Spot each line that carries the word "this"; copy those lines.

• **Extracted information**
◆ ◆ ◆ ◆ ◆

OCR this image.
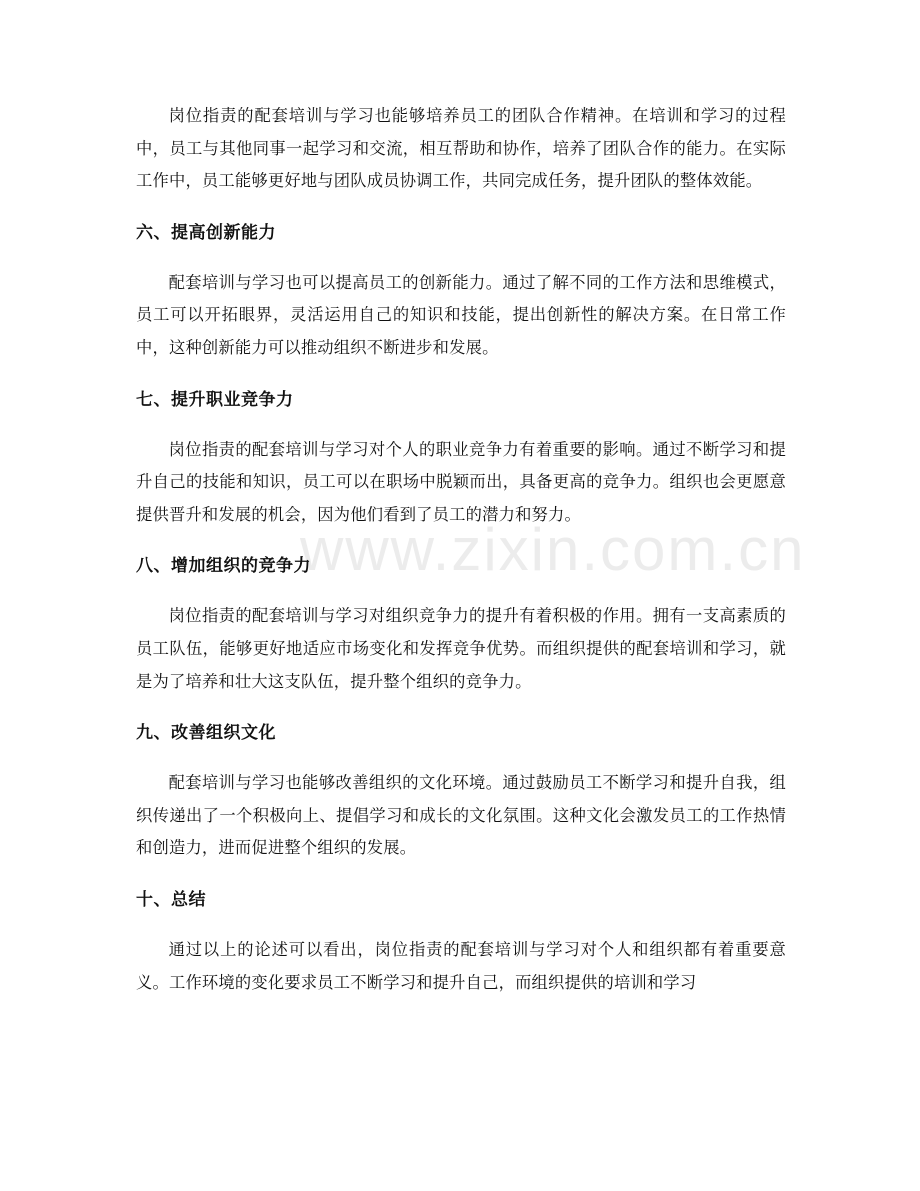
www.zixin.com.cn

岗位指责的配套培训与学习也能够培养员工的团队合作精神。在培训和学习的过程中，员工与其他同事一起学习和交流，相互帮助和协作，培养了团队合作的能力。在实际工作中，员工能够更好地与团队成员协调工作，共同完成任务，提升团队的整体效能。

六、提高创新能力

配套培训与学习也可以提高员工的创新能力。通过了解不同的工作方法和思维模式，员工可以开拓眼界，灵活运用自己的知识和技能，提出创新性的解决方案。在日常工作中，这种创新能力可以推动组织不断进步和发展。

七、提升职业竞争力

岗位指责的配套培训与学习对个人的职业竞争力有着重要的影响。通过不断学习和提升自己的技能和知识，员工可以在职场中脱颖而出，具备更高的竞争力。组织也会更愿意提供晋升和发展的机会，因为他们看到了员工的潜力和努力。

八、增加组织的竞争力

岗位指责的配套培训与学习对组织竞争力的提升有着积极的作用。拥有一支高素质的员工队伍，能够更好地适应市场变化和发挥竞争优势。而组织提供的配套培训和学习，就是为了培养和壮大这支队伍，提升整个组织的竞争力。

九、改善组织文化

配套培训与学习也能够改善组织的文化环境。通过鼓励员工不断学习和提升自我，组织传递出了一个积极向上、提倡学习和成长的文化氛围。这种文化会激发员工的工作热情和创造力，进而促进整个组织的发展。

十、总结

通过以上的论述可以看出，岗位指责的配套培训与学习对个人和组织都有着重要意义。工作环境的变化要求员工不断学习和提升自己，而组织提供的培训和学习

◆ ◆ ◆ ◆ ◆

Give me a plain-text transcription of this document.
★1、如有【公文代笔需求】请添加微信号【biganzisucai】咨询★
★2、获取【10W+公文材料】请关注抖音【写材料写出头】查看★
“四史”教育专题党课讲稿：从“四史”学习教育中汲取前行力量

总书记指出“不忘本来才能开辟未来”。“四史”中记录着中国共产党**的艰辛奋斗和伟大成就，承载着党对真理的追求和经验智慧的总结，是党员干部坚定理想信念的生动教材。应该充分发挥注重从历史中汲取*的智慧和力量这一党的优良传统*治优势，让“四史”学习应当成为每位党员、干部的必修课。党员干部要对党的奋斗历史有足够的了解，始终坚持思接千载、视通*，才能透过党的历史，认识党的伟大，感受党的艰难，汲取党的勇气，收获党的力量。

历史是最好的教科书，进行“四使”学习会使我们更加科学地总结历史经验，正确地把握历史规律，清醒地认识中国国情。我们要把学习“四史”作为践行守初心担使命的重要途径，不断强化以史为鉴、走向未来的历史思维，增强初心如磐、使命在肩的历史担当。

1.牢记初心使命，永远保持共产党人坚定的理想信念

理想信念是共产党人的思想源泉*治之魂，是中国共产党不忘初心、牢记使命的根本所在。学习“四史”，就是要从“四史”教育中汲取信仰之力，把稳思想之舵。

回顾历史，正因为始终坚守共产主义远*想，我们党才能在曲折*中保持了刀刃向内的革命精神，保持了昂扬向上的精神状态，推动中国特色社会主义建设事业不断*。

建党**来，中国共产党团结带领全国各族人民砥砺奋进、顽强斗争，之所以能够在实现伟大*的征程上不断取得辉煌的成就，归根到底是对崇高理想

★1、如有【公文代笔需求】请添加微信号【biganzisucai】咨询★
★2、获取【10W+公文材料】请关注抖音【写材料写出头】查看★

◆ ◆ ◆ ◆ ◆

• **Full output**
OCR this image.
Give me a plain-text transcription of this document.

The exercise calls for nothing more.